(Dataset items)
· · · ·
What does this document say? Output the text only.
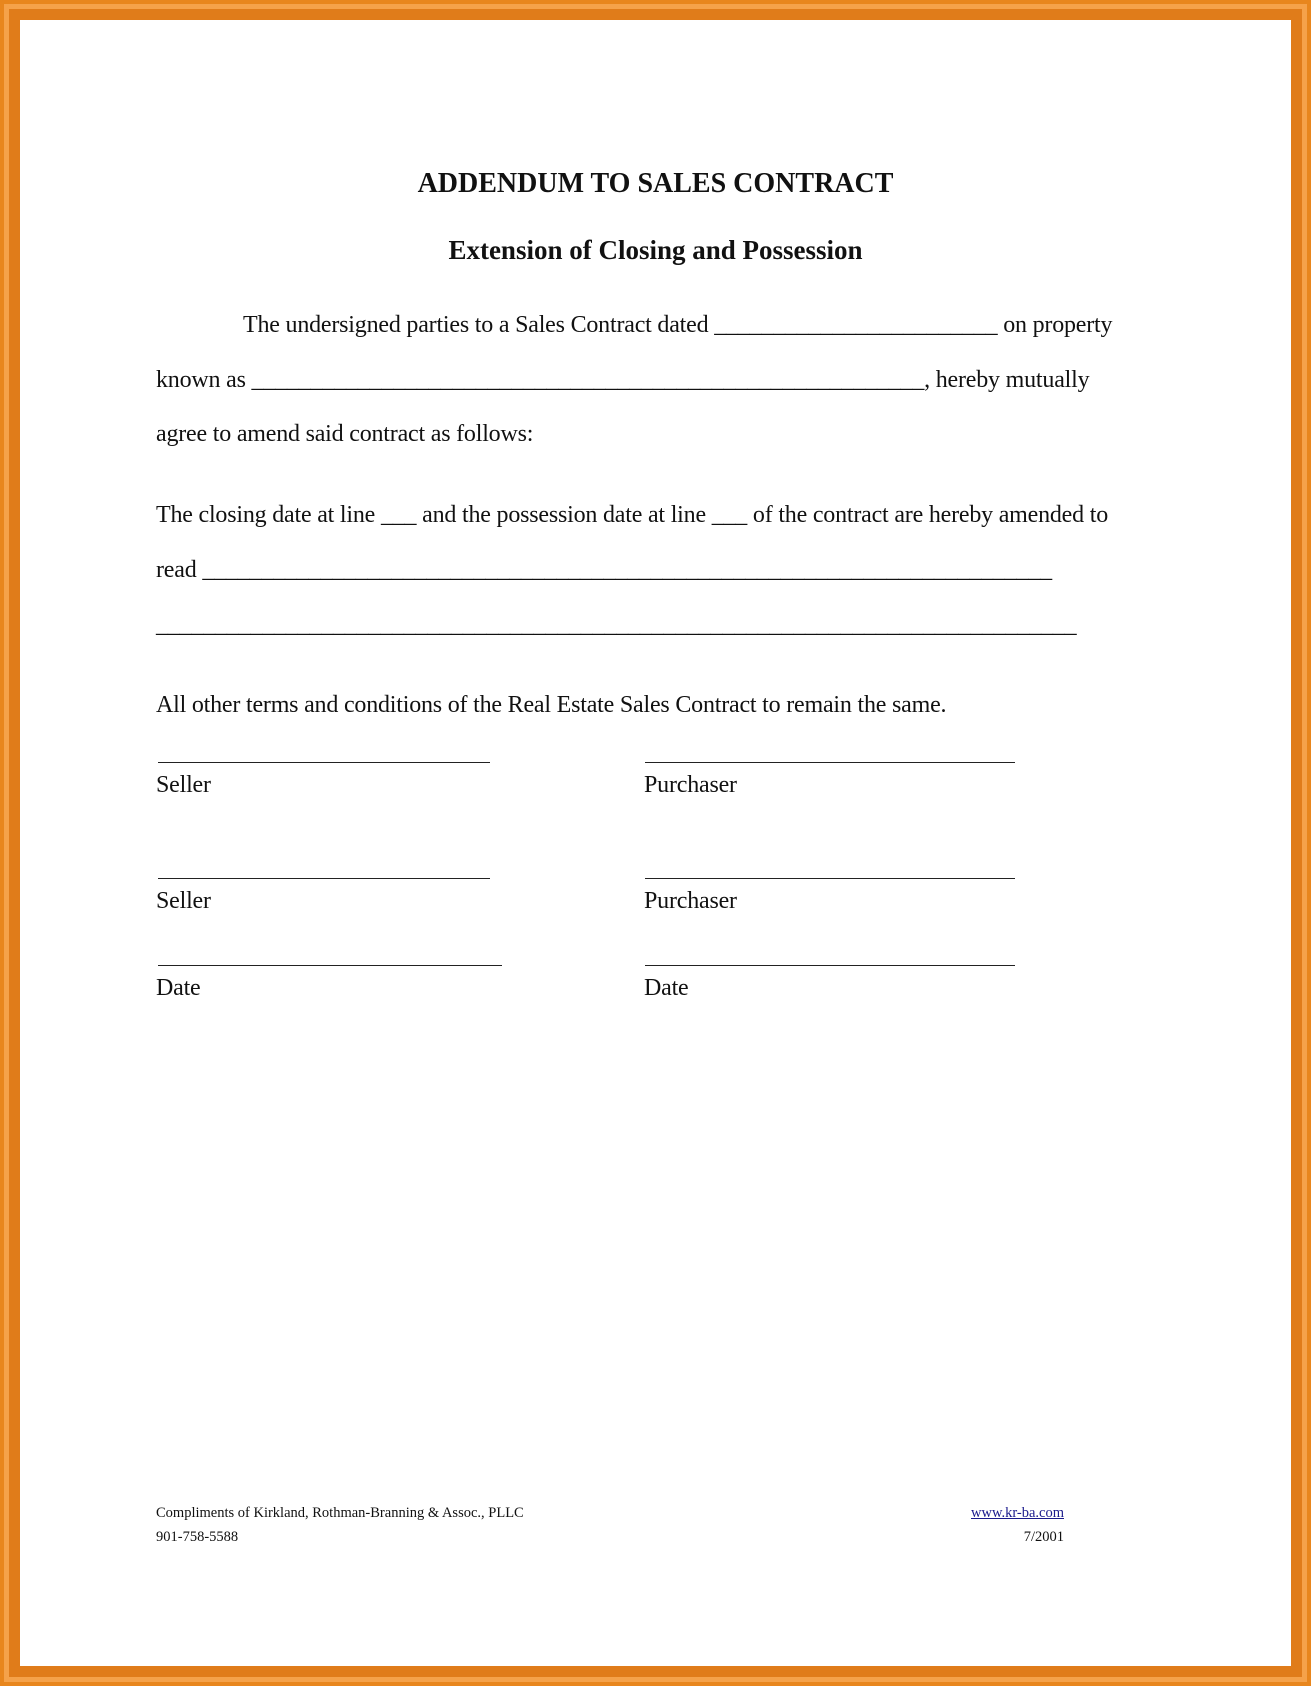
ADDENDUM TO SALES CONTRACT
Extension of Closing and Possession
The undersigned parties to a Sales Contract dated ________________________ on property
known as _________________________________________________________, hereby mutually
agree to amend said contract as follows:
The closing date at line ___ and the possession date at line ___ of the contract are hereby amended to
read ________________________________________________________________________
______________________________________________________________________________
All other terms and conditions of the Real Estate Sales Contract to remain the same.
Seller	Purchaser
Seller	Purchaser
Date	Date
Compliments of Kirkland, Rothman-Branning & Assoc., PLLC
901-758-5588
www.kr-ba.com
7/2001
· · · ·
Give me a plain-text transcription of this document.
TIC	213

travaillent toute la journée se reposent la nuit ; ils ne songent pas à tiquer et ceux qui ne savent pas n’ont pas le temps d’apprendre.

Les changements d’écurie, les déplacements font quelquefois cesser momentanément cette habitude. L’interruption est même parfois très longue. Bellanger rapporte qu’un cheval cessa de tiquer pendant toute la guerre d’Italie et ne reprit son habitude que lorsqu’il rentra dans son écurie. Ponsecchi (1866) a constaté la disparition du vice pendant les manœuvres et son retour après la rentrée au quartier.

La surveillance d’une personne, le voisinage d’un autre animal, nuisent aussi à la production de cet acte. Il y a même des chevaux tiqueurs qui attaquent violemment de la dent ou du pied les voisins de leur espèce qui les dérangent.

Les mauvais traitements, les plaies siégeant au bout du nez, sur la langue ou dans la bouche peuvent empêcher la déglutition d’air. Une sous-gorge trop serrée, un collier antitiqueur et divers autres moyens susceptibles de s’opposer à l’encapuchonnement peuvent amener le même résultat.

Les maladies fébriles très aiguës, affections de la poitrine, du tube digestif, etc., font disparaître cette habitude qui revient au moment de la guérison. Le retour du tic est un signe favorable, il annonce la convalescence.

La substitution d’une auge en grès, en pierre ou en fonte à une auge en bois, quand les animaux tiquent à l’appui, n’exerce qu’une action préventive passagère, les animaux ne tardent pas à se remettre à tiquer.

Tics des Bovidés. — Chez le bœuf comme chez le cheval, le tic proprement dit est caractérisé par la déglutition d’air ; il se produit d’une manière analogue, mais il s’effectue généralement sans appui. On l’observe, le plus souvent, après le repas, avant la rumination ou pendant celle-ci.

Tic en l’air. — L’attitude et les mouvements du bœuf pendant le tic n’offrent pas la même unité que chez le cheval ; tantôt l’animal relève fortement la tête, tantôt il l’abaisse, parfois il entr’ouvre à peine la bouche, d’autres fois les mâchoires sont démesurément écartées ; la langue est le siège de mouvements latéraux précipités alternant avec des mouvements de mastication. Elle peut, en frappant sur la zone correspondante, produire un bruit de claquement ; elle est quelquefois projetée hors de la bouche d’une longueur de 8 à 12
· · · ·
• **Problem statement**: Go through the records above and copy every line with the word "hereby".

• **Solution for this problem**:
known as _________________________________________________________, hereby mutually
The closing date at line ___ and the possession date at line ___ of the contract are hereby amended to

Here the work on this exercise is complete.